- **DIRECTION**: In the listing below, pick out lines with "text".

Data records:
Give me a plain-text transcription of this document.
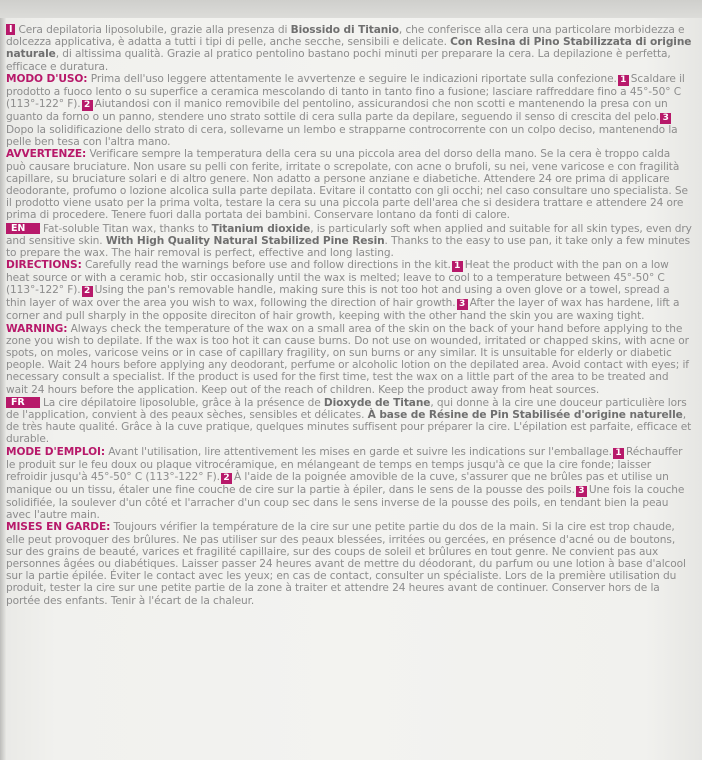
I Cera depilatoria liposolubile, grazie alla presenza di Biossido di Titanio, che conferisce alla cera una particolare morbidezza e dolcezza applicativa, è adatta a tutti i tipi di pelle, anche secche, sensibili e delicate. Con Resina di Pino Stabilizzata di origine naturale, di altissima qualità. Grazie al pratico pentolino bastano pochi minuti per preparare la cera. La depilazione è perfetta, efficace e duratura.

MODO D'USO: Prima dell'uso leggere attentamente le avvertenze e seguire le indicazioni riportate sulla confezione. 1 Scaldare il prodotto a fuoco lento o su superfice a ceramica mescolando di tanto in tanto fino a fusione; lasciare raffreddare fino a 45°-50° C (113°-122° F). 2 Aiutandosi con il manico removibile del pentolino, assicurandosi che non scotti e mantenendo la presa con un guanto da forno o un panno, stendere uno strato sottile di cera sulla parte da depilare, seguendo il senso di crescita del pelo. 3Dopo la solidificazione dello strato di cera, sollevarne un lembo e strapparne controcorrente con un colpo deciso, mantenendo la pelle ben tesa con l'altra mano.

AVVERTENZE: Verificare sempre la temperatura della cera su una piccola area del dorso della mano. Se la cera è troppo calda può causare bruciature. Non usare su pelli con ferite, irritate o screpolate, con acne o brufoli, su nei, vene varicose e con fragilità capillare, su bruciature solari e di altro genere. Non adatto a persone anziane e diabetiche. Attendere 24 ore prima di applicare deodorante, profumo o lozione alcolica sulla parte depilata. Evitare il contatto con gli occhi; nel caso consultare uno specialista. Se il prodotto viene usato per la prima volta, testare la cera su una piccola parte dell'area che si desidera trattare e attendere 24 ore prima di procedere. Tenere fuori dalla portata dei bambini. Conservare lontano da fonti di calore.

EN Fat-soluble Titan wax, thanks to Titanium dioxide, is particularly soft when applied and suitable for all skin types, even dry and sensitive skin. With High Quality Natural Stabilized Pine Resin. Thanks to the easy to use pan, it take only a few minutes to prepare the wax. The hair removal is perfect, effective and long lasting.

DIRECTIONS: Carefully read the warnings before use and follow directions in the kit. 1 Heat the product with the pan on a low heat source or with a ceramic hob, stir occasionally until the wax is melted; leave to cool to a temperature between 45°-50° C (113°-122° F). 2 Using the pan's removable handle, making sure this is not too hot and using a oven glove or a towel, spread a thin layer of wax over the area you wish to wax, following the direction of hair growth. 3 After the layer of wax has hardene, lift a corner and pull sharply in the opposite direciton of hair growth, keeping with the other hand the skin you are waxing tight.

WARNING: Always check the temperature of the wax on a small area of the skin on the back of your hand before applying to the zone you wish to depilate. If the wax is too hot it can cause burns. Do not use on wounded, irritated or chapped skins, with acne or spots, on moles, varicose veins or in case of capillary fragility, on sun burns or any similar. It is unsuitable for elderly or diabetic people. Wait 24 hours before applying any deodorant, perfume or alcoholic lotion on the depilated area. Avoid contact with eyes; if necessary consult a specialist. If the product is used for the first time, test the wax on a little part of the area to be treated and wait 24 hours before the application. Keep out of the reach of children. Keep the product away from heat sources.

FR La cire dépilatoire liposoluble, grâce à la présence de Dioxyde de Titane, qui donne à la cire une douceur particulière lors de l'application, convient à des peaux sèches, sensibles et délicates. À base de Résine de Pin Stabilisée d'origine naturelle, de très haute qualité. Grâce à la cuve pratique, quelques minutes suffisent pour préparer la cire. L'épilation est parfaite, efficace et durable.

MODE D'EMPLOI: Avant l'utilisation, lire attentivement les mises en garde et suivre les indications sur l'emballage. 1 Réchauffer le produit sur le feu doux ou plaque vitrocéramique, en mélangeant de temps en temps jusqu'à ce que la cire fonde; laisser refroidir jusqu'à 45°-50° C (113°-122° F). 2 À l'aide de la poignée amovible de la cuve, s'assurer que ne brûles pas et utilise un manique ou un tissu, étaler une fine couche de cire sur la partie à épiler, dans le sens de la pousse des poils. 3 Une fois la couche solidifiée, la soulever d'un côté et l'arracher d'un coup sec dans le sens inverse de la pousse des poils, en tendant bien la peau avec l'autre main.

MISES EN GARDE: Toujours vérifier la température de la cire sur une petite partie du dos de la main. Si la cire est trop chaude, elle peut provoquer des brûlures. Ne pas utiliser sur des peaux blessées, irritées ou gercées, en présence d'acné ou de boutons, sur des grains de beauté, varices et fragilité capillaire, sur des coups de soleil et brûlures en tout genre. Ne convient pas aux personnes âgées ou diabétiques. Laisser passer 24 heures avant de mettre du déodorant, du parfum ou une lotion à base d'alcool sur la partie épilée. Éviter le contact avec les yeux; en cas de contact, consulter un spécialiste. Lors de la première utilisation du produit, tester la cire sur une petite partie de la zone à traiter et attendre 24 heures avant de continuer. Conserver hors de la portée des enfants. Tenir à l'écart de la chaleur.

* * *

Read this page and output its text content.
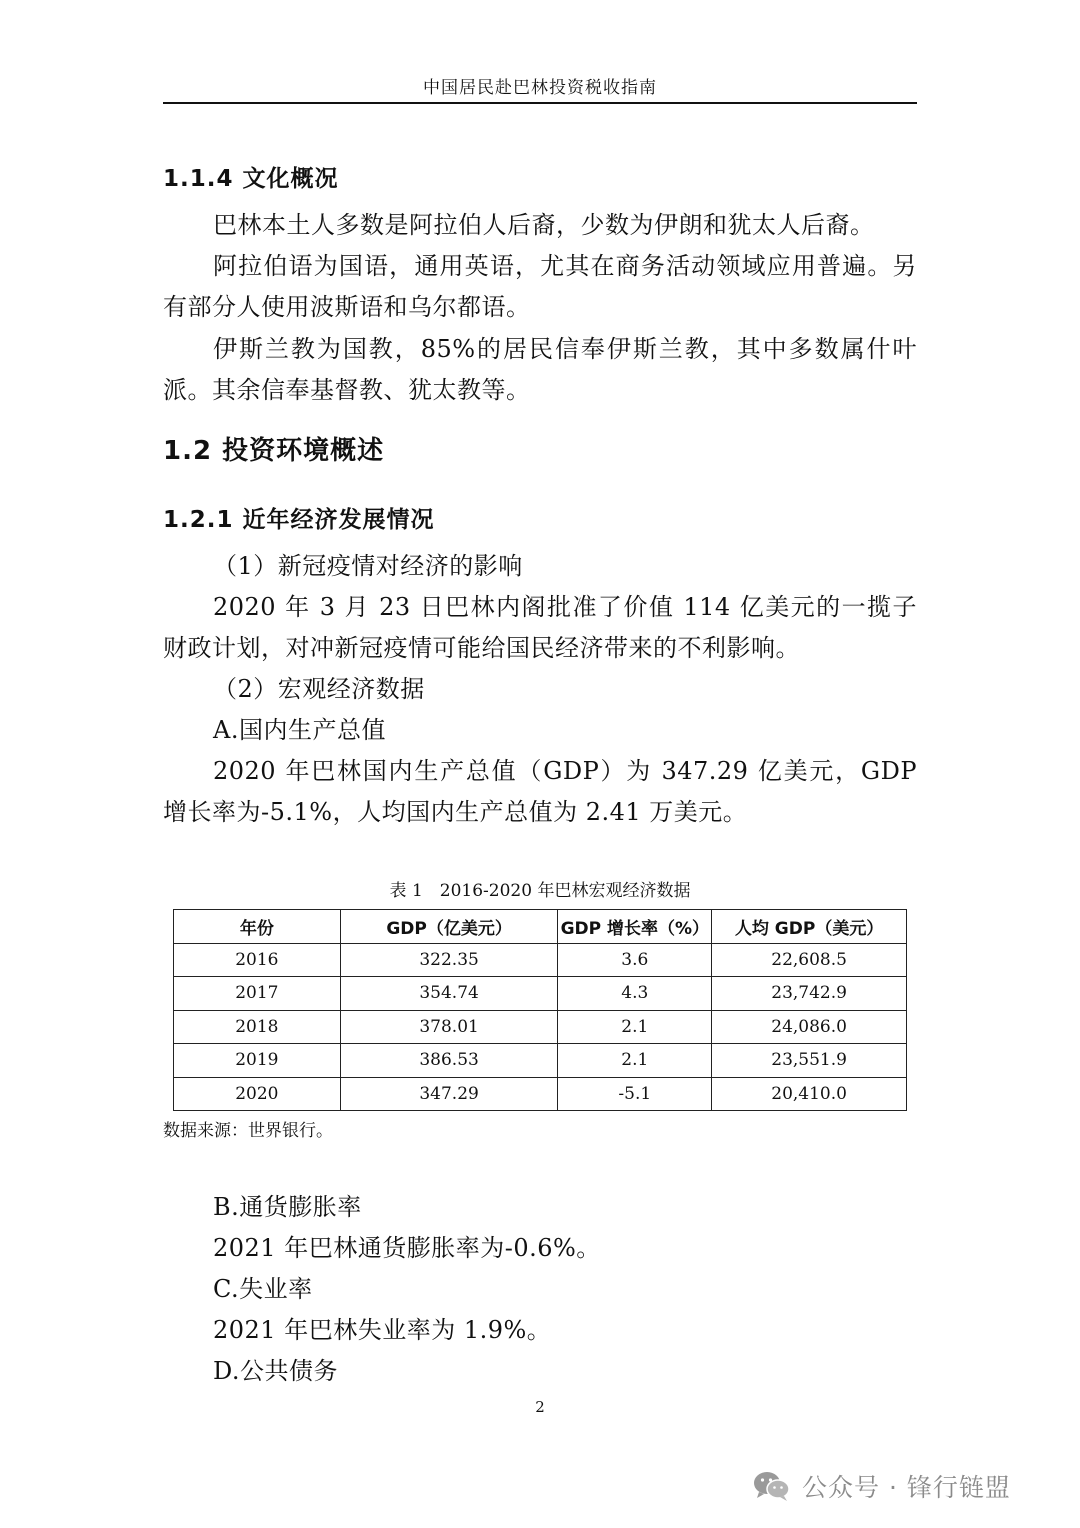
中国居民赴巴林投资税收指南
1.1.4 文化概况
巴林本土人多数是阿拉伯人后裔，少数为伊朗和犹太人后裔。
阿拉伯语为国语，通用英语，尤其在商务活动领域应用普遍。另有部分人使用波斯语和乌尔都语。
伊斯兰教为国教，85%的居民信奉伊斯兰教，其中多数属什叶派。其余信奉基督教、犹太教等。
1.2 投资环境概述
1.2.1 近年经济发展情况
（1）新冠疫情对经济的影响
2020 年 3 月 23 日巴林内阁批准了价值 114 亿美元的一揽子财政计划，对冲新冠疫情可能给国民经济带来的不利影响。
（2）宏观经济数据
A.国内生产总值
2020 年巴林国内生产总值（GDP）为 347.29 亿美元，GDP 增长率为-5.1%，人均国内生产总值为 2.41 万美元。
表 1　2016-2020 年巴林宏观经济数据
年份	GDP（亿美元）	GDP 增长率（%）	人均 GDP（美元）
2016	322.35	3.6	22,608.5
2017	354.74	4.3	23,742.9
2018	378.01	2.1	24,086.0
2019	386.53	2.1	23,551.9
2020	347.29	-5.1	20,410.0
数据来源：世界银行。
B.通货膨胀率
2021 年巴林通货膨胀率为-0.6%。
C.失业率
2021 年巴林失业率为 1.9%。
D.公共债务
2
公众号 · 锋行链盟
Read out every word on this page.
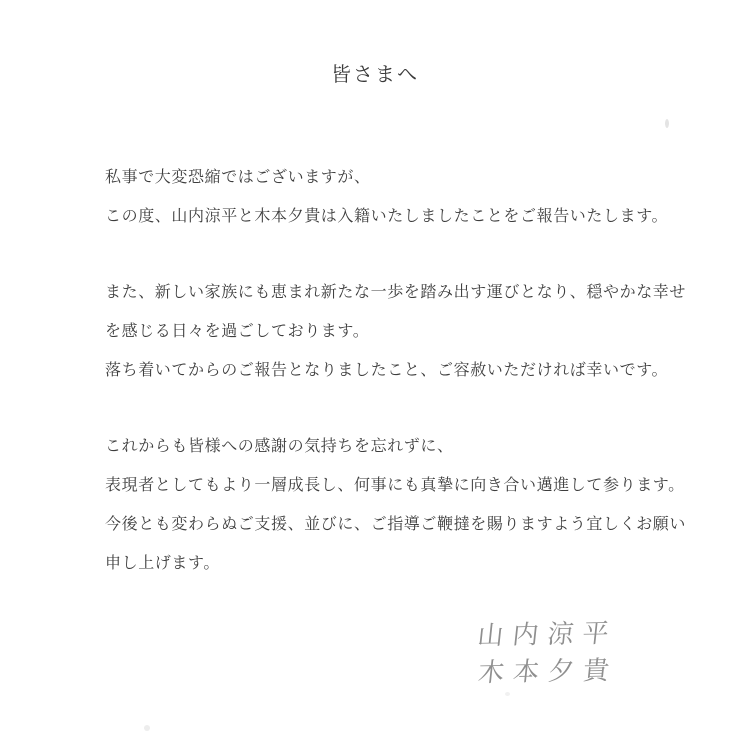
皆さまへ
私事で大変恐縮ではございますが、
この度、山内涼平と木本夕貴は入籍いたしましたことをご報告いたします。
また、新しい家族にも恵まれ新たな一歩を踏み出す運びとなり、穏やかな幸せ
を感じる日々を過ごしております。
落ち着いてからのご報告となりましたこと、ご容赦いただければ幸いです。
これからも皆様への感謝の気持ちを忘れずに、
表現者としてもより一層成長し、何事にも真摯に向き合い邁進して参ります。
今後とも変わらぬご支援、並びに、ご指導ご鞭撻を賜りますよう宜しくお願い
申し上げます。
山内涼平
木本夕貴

- **FINISHED TASK**:
Give me a plain-text transcription of this document.
Read this page and output its text content.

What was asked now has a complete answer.